▶ GOAL OF THE EXERCISE
In your copy, include every line of the listing below exactly but none of the pictures.
## start
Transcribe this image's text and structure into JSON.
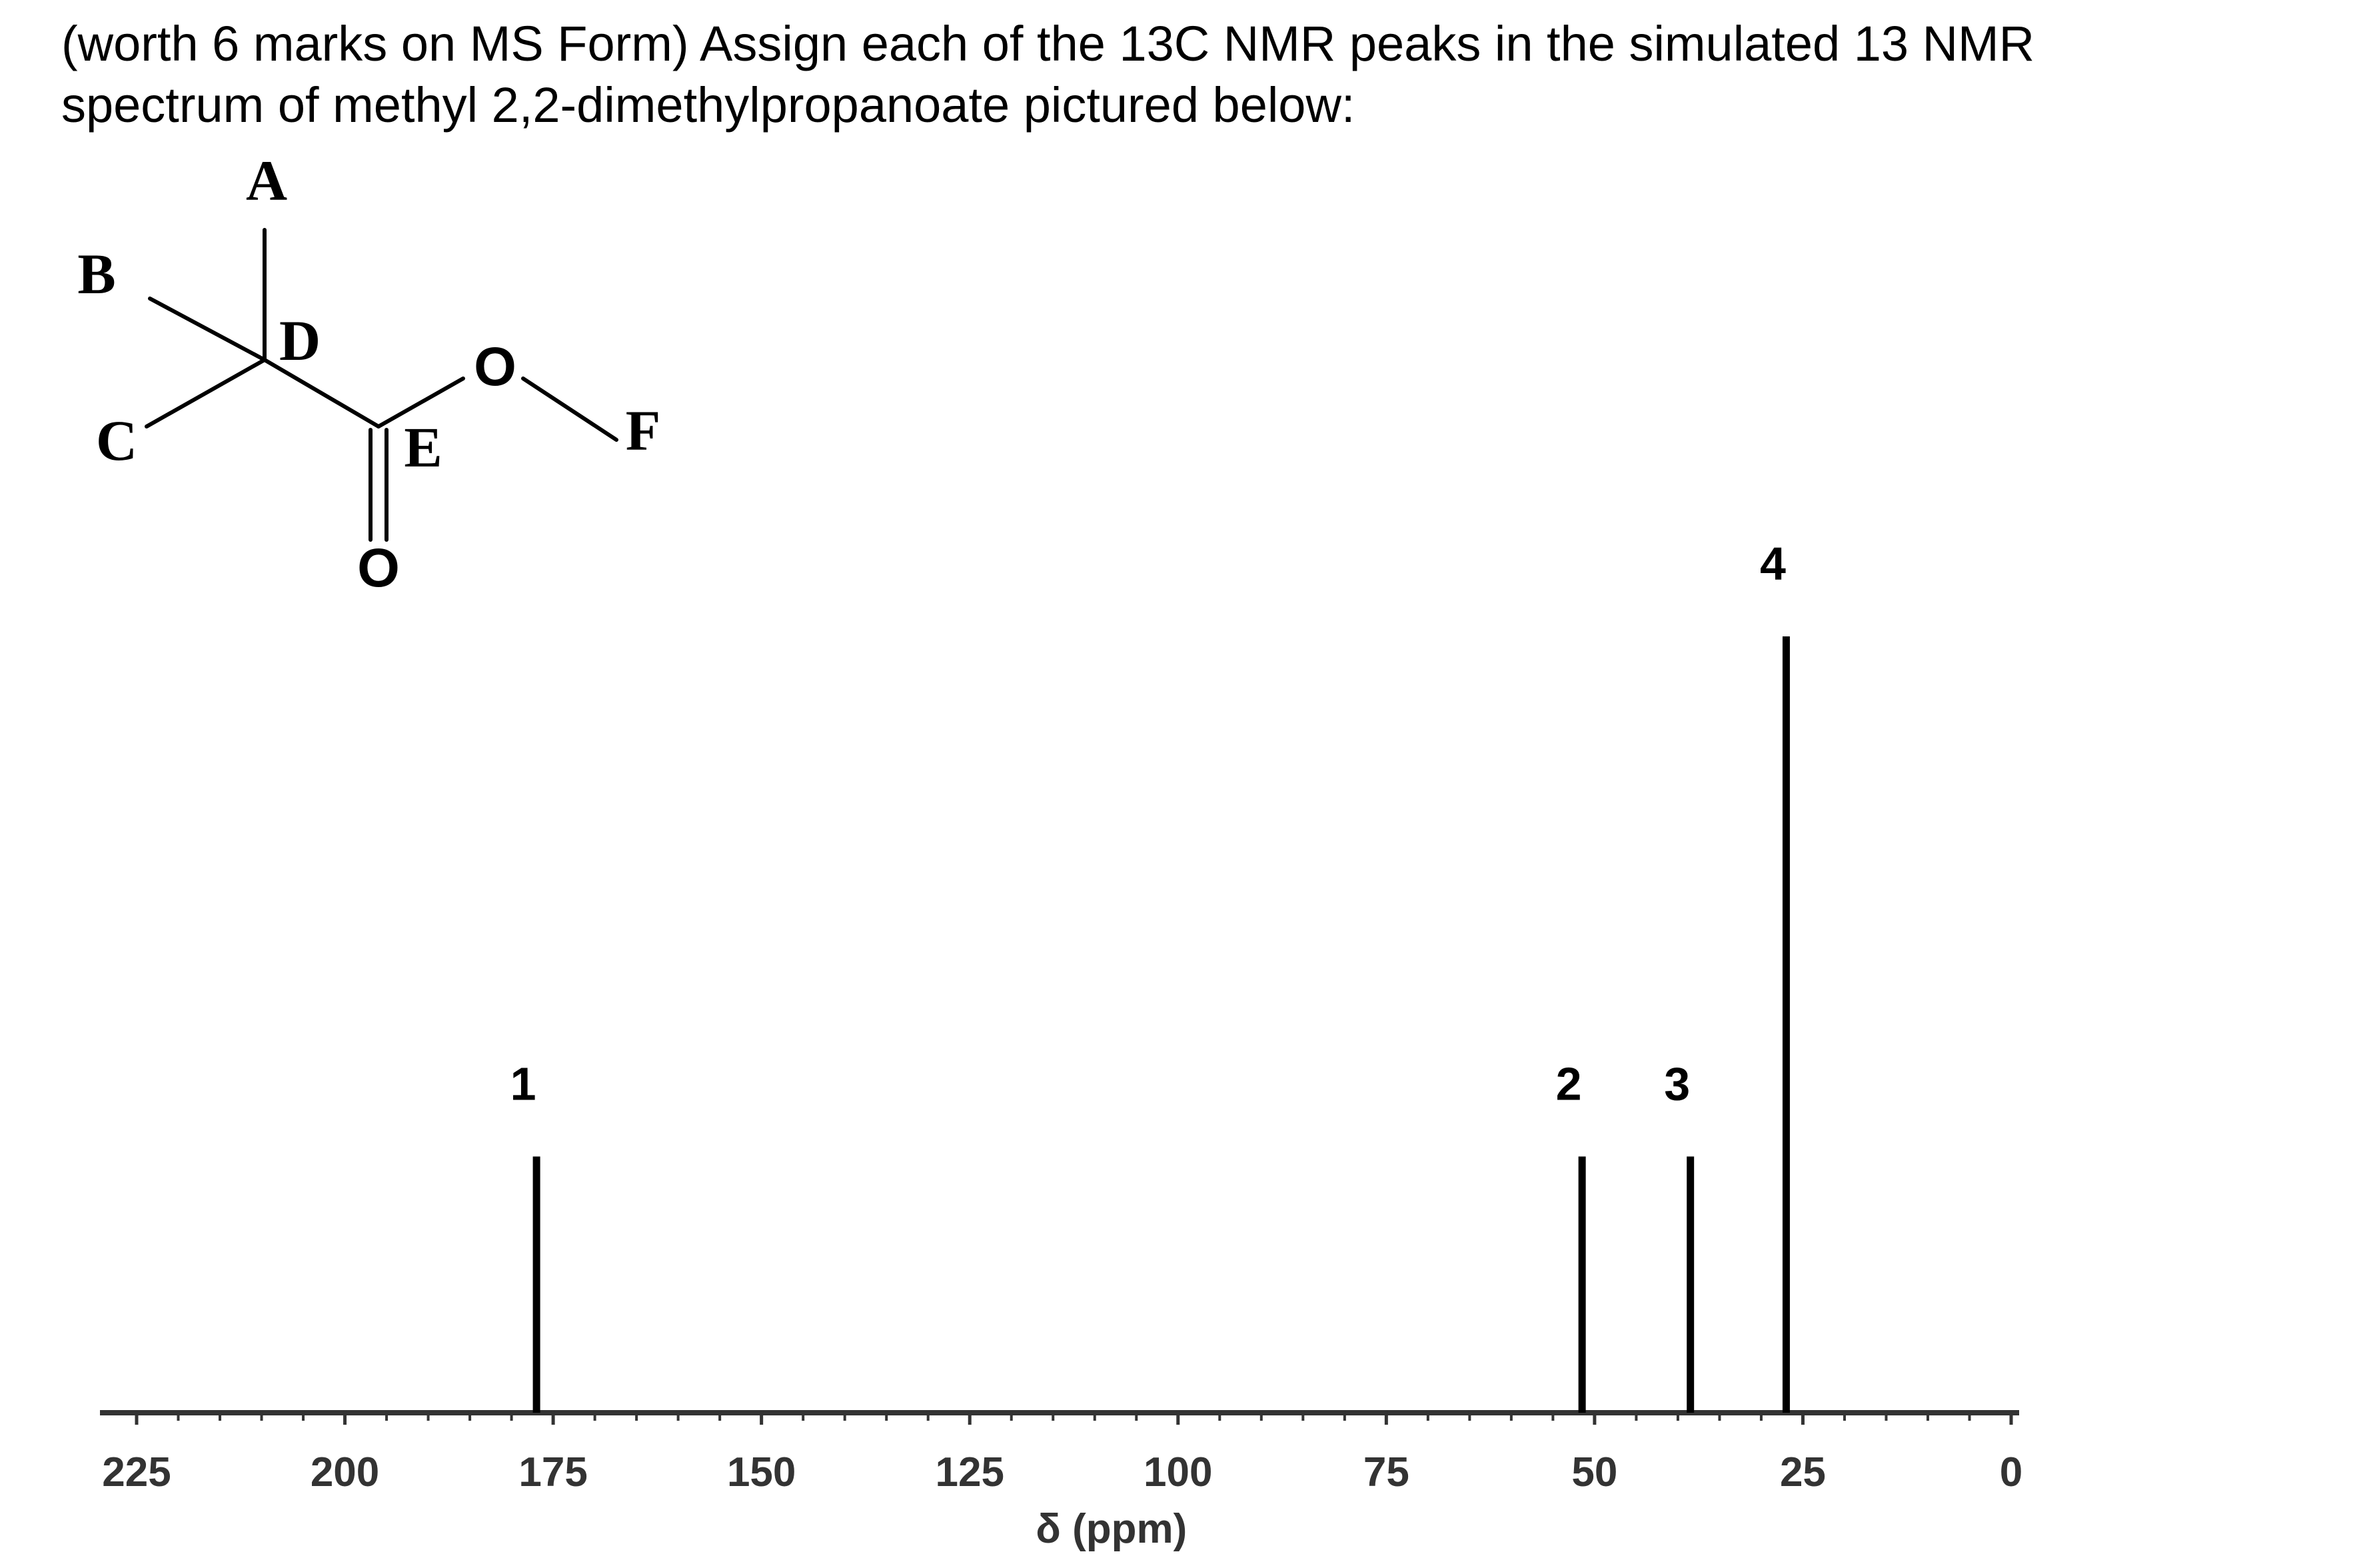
{
  "question": {
    "line1": "(worth 6 marks on MS Form)  Assign each of the 13C NMR peaks in the simulated 13 NMR",
    "line2": "spectrum of methyl 2,2-dimethylpropanoate pictured below:"
  },
  "structure": {
    "labels": {
      "A": "A",
      "B": "B",
      "C": "C",
      "D": "D",
      "E": "E",
      "F": "F"
    },
    "atoms": {
      "ester_o": "O",
      "carbonyl_o": "O"
    }
  },
  "chart_data": {
    "type": "bar",
    "title": "",
    "xlabel": "δ (ppm)",
    "ylabel": "",
    "xlim": [
      225,
      0
    ],
    "ylim": [
      0,
      1
    ],
    "grid": false,
    "ticks": [
      "225",
      "200",
      "175",
      "150",
      "125",
      "100",
      "75",
      "50",
      "25",
      "0"
    ],
    "peaks": [
      {
        "label": "1",
        "x": 177,
        "y": 0.33
      },
      {
        "label": "2",
        "x": 51.5,
        "y": 0.33
      },
      {
        "label": "3",
        "x": 38.5,
        "y": 0.33
      },
      {
        "label": "4",
        "x": 27,
        "y": 1.0
      }
    ]
  },
  "colors": {
    "ink": "#000000",
    "axis": "#333333"
  }
}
## end
▶ RESULT FOR THIS TASK
Transcribe this image's text and structure into JSON.
{
  "question": {
    "line1": "(worth 6 marks on MS Form)  Assign each of the 13C NMR peaks in the simulated 13 NMR",
    "line2": "spectrum of methyl 2,2-dimethylpropanoate pictured below:"
  },
  "structure": {
    "labels": {
      "A": "A",
      "B": "B",
      "C": "C",
      "D": "D",
      "E": "E",
      "F": "F"
    },
    "atoms": {
      "ester_o": "O",
      "carbonyl_o": "O"
    }
  },
  "chart_data": {
    "type": "bar",
    "title": "",
    "xlabel": "δ (ppm)",
    "ylabel": "",
    "xlim": [
      225,
      0
    ],
    "ylim": [
      0,
      1
    ],
    "grid": false,
    "ticks": [
      "225",
      "200",
      "175",
      "150",
      "125",
      "100",
      "75",
      "50",
      "25",
      "0"
    ],
    "peaks": [
      {
        "label": "1",
        "x": 177,
        "y": 0.33
      },
      {
        "label": "2",
        "x": 51.5,
        "y": 0.33
      },
      {
        "label": "3",
        "x": 38.5,
        "y": 0.33
      },
      {
        "label": "4",
        "x": 27,
        "y": 1.0
      }
    ]
  },
  "colors": {
    "ink": "#000000",
    "axis": "#333333"
  }
}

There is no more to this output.